20 questions parents should be asking about school reform

From the Washington Post's Answer Sheet, By Ronald Willett

In an earlier post, I made a case for taking a broader perspective about the causes of U.S. school learning challenges, rather than simply focusing on its teachers.

The list of entities that play a major role in whether a district, or school, or even a classroom can meet the public’s learning goals include local school boards, state boards of education, the testing industry and more. And finally, I said this:

“The observant reader may note that the above list is one short. Here it is, though it is not politically correct to say: ‘America’s K-12 parents.’ ”

If you are a parent, here are 20 questions for you to answer that will reveal how you would support a local school system that wanted to seriously reform.

Take the test. To how many of the following 20 propositions can you honestly say “yes?”

1. “Would you like your children to have informed opinions and values that may differ from your own?

2. Are you willing to advocate for higher taxes to lower class sizes, raise teacher salaries to attract better candidates to the profession, and buy technology?

3. Are you willing to have your children’s performance measured in ways other than standardized test scores?

4. Would you support year-round school, classes segregated by ability rather than age, and alternatives to whole-group instruction?

5. Are you willing to take a larger share of responsibility in the academic performance of your own children?

6. Would you be willing to change the school colors, school mascot or football program?”

7. Would you be willing to back your child’s decision to forego playing football or basketball to take an art class, or take a math course online, or be a volunteer for a social cause?

8. Your child comes home arguing that evolution is science, that there is no science in creationism, and that the latter should be taught as history or philosophy – would you applaud and respect the point of view, or pick up the phone to hammer your school superintendent?

9. Would you approve of your school system choosing to dismiss funding an expanded football/sports complex to invest in better learning infrastructure?

**What is being asked:**
In the school reform article, which group does the writer name as the one missing from the earlier list of entities?

**Supplied data:**
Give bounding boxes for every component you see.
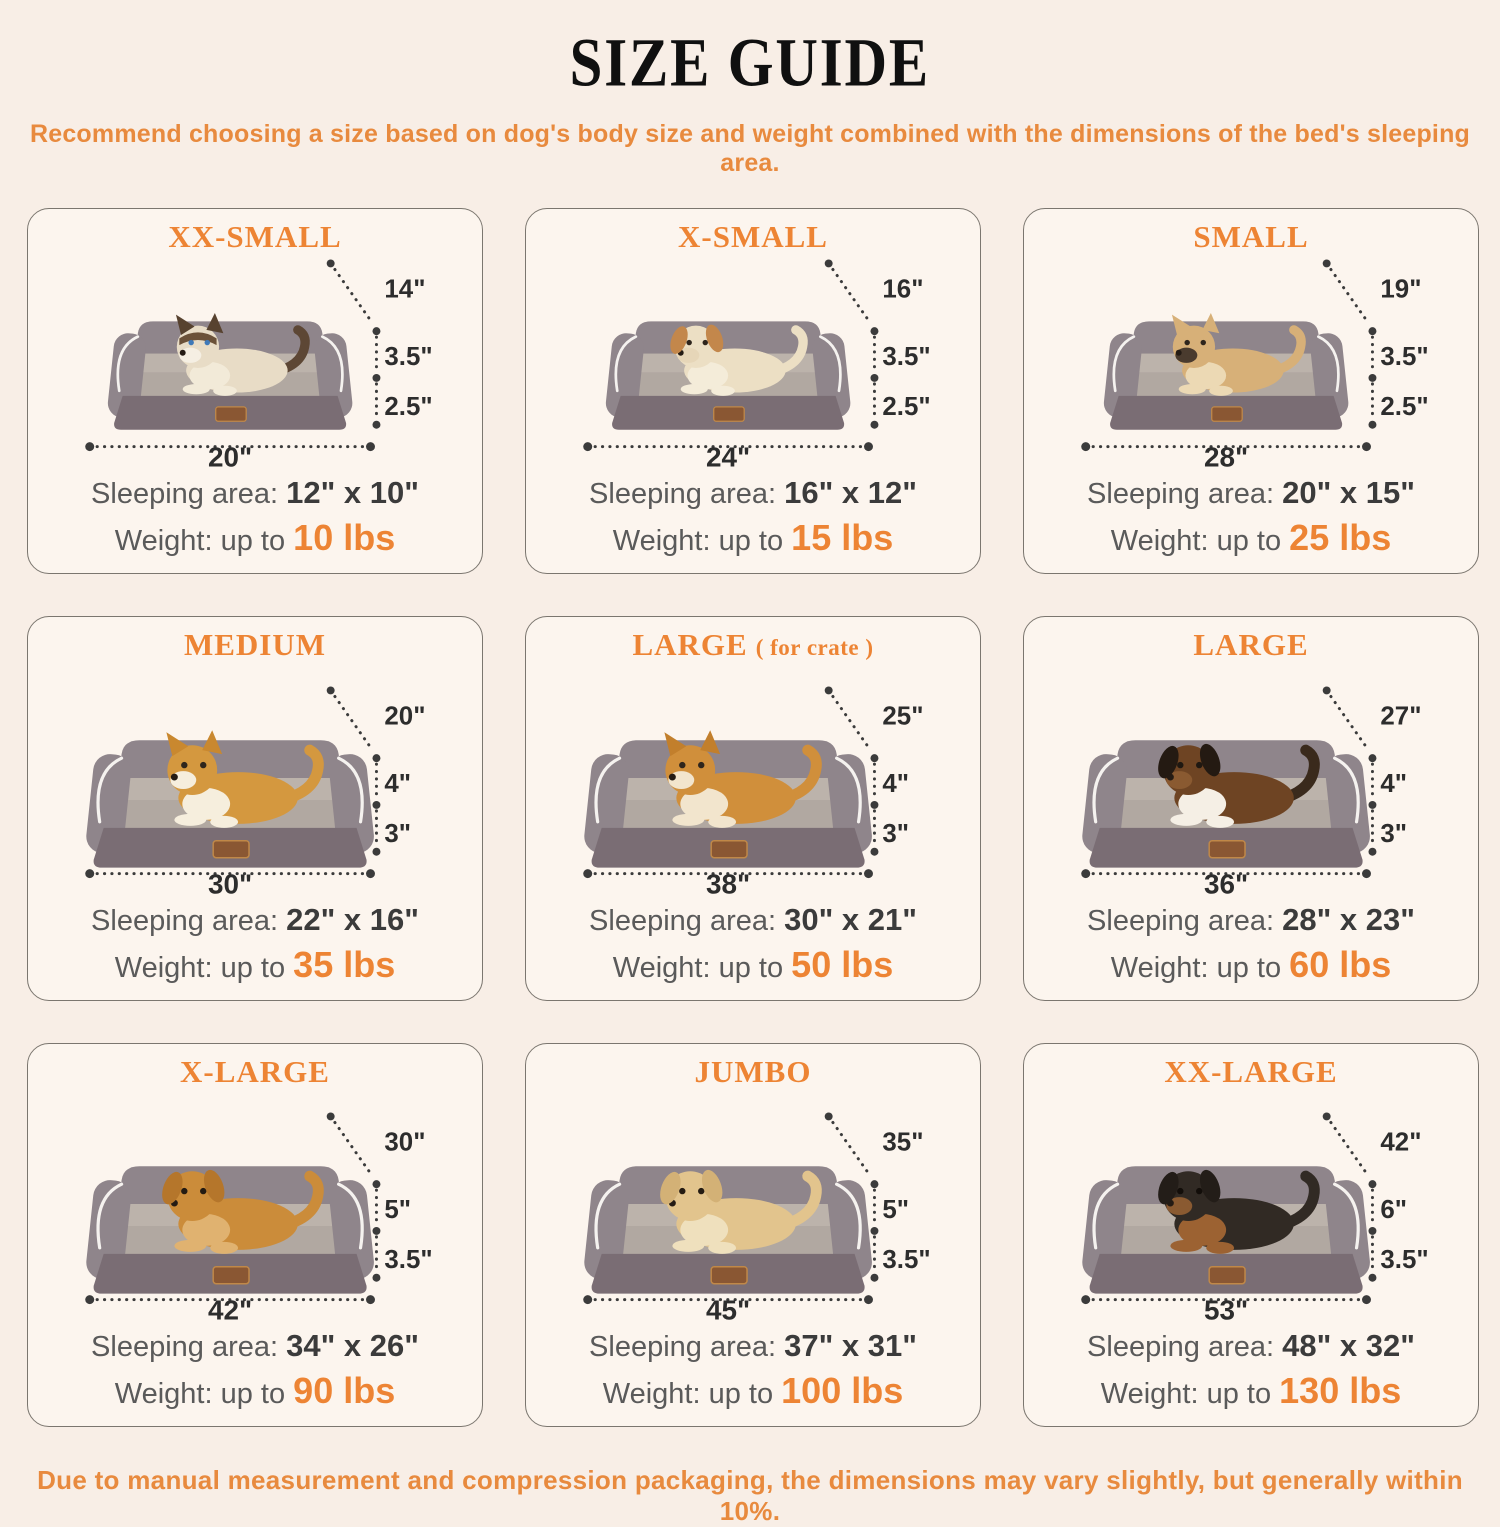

**Response:**
America's K-12 parents.